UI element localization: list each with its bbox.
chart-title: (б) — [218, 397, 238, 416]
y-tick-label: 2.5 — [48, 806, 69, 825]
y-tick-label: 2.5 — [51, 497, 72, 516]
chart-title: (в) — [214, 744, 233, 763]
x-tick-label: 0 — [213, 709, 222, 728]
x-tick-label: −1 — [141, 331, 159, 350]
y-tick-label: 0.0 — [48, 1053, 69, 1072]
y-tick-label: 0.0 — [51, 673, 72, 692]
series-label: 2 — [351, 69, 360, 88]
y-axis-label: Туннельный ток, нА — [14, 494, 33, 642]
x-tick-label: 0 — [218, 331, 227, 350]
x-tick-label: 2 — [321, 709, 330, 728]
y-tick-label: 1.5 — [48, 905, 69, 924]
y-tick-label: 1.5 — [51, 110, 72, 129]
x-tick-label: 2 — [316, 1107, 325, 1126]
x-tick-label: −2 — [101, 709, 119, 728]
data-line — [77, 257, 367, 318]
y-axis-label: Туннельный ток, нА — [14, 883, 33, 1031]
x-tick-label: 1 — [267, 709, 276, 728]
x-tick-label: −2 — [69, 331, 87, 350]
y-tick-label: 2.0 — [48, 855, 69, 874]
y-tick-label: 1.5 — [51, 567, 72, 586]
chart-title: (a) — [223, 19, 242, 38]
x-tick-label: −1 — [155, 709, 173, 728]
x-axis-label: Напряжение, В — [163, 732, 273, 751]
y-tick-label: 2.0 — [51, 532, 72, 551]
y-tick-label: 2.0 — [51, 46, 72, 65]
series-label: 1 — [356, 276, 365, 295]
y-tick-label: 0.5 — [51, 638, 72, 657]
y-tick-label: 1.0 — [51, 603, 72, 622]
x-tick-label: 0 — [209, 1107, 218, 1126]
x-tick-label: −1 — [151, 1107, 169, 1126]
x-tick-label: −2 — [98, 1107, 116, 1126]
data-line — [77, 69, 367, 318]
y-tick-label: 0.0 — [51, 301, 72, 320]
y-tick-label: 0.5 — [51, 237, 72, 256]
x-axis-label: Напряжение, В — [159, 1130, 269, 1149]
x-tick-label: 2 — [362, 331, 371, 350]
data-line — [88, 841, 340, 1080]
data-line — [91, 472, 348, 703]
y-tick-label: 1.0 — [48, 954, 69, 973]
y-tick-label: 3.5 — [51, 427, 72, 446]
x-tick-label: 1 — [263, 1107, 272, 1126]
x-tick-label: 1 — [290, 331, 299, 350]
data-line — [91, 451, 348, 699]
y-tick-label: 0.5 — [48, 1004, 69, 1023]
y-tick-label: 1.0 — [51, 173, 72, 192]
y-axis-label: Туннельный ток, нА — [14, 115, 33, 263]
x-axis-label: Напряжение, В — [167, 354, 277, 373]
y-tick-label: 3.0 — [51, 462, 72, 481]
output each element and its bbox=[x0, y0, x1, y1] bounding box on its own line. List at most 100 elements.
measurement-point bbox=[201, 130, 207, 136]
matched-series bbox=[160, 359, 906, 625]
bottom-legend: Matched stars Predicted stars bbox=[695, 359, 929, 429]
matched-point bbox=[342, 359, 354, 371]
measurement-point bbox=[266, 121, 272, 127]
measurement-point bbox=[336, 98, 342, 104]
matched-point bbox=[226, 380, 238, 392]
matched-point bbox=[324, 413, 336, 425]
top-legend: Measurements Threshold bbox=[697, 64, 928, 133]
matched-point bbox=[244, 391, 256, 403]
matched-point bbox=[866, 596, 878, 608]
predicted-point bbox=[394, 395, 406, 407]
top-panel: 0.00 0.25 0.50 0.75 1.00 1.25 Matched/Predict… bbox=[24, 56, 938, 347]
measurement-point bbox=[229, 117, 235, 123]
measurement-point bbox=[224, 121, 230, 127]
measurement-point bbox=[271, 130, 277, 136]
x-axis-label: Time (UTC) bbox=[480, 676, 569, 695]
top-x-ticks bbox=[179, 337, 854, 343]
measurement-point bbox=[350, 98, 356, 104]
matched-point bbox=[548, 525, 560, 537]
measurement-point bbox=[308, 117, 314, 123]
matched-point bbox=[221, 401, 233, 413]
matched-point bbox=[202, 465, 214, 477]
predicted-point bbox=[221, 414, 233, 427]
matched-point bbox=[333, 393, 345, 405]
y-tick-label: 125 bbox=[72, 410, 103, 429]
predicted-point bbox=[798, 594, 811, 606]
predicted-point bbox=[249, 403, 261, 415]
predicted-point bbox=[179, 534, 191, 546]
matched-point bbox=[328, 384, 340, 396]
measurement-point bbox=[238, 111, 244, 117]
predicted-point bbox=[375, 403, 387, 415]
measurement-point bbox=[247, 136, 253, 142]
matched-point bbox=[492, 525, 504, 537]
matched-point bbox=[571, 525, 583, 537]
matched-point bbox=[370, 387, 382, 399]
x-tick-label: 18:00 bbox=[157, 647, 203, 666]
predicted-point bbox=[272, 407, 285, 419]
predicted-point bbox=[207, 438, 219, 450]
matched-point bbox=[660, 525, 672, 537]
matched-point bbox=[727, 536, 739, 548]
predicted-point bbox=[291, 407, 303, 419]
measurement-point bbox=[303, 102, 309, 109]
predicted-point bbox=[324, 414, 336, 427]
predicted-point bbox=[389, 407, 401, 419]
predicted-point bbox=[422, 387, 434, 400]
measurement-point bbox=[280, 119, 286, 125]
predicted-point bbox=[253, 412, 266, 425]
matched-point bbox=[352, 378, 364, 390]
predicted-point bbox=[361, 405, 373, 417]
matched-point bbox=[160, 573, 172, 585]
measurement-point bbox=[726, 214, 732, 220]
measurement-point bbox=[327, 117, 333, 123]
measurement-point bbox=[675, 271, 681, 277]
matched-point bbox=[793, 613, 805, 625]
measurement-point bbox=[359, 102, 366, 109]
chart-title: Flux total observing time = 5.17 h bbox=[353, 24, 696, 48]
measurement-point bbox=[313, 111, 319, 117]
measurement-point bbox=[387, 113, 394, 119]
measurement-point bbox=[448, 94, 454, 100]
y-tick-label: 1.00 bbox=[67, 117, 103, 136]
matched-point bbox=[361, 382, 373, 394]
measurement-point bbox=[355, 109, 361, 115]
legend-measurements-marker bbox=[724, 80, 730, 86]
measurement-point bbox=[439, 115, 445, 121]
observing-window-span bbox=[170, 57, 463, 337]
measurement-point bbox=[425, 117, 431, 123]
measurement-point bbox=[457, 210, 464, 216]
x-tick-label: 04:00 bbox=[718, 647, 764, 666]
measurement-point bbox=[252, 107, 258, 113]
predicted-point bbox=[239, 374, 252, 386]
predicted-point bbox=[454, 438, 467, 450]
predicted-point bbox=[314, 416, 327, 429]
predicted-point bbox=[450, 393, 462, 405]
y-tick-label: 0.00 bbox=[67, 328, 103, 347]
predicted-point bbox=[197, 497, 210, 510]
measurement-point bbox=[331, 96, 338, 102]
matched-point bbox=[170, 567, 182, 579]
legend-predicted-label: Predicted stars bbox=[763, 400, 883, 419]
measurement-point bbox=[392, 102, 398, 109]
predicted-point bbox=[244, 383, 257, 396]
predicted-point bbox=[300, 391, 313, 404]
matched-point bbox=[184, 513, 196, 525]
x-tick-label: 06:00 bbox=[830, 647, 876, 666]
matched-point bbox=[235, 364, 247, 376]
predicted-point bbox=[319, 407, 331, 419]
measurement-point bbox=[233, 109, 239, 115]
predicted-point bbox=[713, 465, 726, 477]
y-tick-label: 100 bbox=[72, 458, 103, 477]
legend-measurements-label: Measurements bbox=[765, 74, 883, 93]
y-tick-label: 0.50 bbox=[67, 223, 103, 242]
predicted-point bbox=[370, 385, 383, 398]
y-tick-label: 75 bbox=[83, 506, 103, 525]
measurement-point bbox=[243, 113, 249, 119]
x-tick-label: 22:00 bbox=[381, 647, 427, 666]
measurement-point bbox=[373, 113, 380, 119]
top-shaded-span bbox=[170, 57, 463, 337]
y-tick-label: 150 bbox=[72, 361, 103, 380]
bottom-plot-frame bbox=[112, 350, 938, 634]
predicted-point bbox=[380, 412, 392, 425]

What is required.
Report how many lines in the entries contain the word "element", with case counting, and give only the number.

Full response.
2